Objective
Search the material and gather each line with "Sympozjum" in it.

— Begin —

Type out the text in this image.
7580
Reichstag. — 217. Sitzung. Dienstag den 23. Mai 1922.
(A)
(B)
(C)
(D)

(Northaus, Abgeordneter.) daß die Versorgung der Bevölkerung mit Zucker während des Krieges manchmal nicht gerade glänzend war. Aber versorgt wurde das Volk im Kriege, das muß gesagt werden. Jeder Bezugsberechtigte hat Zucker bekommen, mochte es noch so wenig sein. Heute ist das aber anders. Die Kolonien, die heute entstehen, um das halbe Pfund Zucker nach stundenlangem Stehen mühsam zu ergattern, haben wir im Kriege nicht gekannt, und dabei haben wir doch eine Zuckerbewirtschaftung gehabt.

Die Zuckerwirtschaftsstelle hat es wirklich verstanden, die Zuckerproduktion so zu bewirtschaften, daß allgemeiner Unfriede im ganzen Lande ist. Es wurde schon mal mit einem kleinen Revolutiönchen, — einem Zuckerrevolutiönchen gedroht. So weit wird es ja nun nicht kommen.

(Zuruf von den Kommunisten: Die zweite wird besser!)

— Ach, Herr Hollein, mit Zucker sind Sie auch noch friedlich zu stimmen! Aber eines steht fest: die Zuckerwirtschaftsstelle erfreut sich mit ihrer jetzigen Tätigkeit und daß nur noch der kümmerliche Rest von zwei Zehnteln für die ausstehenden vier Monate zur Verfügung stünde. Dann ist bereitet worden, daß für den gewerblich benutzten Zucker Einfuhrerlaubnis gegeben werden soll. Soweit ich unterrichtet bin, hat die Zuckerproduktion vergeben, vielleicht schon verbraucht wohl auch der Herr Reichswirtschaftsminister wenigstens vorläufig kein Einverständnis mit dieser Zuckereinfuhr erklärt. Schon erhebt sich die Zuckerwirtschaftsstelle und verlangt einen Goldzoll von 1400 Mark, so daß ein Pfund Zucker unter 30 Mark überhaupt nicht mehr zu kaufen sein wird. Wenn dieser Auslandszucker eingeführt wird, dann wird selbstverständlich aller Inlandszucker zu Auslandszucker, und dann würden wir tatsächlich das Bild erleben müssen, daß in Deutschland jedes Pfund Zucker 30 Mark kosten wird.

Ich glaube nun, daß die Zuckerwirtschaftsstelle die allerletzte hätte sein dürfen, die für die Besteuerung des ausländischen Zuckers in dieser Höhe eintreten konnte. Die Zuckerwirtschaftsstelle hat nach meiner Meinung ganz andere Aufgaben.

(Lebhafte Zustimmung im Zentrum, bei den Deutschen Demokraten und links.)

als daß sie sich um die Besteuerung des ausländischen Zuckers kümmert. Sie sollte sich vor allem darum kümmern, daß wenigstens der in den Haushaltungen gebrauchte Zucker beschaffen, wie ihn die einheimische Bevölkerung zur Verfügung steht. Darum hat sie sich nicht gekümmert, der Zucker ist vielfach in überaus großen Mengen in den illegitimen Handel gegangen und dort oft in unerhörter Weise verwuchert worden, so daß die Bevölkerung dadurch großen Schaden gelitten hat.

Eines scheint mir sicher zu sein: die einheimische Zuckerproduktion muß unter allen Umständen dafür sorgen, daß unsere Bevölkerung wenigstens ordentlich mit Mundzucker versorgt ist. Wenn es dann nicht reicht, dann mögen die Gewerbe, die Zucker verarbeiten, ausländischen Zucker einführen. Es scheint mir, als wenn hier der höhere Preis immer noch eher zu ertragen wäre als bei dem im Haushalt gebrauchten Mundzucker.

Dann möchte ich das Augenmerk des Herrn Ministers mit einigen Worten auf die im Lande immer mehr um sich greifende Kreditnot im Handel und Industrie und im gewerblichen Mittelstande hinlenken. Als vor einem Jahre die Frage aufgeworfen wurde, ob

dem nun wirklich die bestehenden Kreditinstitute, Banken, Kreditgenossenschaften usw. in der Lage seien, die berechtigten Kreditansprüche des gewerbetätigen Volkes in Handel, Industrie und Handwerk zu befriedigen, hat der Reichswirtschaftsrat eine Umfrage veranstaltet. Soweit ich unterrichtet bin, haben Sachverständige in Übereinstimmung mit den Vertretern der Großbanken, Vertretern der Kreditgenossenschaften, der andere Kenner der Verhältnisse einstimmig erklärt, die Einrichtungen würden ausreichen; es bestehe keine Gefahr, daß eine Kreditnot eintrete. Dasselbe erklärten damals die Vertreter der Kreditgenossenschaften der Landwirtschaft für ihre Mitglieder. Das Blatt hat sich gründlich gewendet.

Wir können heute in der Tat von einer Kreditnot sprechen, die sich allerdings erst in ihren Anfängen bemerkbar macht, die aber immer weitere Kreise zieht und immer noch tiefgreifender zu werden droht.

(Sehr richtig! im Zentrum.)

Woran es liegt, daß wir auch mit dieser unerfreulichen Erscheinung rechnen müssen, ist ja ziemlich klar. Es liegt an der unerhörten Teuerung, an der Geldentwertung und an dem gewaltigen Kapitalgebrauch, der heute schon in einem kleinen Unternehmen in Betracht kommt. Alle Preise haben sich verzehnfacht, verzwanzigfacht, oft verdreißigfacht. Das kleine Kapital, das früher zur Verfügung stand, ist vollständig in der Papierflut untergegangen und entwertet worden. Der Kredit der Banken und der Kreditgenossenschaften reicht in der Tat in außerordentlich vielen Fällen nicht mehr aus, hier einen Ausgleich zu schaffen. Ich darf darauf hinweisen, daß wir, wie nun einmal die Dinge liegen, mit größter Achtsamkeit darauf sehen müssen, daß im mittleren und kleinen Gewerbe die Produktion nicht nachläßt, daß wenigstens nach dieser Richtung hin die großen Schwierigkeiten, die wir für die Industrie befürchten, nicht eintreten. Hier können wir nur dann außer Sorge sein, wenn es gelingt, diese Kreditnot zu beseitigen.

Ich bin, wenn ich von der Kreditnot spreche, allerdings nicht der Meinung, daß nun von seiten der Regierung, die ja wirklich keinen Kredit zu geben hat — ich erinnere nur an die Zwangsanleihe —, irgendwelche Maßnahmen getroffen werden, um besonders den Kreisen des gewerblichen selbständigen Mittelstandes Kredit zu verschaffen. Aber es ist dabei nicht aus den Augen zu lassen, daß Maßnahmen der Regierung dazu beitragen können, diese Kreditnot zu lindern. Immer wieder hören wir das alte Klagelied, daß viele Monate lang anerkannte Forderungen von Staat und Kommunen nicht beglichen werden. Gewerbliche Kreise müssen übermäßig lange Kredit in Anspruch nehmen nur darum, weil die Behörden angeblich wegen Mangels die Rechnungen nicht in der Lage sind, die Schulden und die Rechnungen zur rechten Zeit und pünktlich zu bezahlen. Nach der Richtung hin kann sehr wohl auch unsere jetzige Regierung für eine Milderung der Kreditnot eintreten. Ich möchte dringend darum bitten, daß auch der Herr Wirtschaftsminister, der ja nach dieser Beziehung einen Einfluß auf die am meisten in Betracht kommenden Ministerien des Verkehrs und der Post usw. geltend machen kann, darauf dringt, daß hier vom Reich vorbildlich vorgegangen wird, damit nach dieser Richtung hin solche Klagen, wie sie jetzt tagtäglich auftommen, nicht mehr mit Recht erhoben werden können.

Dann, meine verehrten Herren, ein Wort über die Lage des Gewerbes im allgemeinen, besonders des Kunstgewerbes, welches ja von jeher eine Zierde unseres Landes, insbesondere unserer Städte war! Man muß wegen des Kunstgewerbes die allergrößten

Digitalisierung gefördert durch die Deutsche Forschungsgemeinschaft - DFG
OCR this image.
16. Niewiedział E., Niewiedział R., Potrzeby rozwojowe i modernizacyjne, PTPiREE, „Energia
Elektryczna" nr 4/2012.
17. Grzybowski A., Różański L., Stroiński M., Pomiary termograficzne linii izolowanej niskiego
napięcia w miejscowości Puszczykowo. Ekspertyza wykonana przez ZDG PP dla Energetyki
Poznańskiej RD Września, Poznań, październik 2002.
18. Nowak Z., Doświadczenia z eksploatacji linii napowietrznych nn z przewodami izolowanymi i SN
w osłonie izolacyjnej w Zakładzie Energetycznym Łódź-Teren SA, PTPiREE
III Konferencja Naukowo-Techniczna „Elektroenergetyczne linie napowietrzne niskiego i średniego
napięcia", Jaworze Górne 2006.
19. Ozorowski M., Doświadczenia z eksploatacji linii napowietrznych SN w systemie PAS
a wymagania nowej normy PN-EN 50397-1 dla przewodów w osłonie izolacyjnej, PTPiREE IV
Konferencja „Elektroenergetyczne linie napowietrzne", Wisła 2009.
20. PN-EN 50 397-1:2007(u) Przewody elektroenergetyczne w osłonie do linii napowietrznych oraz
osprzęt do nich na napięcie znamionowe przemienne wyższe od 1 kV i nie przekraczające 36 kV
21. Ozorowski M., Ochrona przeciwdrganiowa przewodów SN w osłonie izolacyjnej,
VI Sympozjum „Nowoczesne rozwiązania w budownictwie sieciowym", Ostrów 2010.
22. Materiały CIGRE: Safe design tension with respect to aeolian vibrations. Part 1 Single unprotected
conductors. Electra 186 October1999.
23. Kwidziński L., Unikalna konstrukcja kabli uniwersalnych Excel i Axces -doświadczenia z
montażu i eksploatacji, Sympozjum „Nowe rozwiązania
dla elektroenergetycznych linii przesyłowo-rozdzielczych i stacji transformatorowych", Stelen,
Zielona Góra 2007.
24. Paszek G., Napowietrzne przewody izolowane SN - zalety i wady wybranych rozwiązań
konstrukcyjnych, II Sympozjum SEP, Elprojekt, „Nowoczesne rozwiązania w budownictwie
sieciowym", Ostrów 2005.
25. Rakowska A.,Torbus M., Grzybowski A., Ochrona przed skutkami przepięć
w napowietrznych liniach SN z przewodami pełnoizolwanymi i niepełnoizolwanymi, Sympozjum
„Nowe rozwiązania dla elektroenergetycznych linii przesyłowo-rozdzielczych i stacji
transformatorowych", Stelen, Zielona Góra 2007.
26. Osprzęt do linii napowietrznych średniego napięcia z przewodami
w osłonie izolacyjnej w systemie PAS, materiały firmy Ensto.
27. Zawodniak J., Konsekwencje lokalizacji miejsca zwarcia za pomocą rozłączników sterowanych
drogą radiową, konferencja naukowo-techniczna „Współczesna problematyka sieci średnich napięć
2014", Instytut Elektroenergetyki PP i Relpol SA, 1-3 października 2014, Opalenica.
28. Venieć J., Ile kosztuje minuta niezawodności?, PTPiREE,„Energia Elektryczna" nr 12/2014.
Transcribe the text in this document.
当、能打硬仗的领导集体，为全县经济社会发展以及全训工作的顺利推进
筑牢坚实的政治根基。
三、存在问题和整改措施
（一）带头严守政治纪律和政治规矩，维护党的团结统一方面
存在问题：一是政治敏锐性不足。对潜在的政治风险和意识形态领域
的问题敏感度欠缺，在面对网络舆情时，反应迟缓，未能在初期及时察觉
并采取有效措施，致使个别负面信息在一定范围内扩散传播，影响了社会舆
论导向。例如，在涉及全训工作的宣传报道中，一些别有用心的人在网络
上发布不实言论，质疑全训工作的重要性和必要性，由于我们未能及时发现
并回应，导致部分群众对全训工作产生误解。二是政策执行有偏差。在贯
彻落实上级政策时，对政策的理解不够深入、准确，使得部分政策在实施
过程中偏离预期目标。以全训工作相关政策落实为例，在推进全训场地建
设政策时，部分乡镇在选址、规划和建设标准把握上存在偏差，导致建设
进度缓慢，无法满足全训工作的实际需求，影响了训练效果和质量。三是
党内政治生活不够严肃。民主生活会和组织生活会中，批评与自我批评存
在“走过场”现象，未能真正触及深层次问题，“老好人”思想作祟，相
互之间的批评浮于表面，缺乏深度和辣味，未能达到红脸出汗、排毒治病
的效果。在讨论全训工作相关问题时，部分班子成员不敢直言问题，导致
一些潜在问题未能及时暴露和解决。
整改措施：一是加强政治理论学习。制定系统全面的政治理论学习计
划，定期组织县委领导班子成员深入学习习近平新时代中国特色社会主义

— End —

Solution for this exercise
VI Sympozjum „Nowoczesne rozwiązania w budownictwie sieciowym", Ostrów 2010.
montażu i eksploatacji, Sympozjum „Nowe rozwiązania
konstrukcyjnych, II Sympozjum SEP, Elprojekt, „Nowoczesne rozwiązania w budownictwie
w napowietrznych liniach SN z przewodami pełnoizolwanymi i niepełnoizolwanymi, Sympozjum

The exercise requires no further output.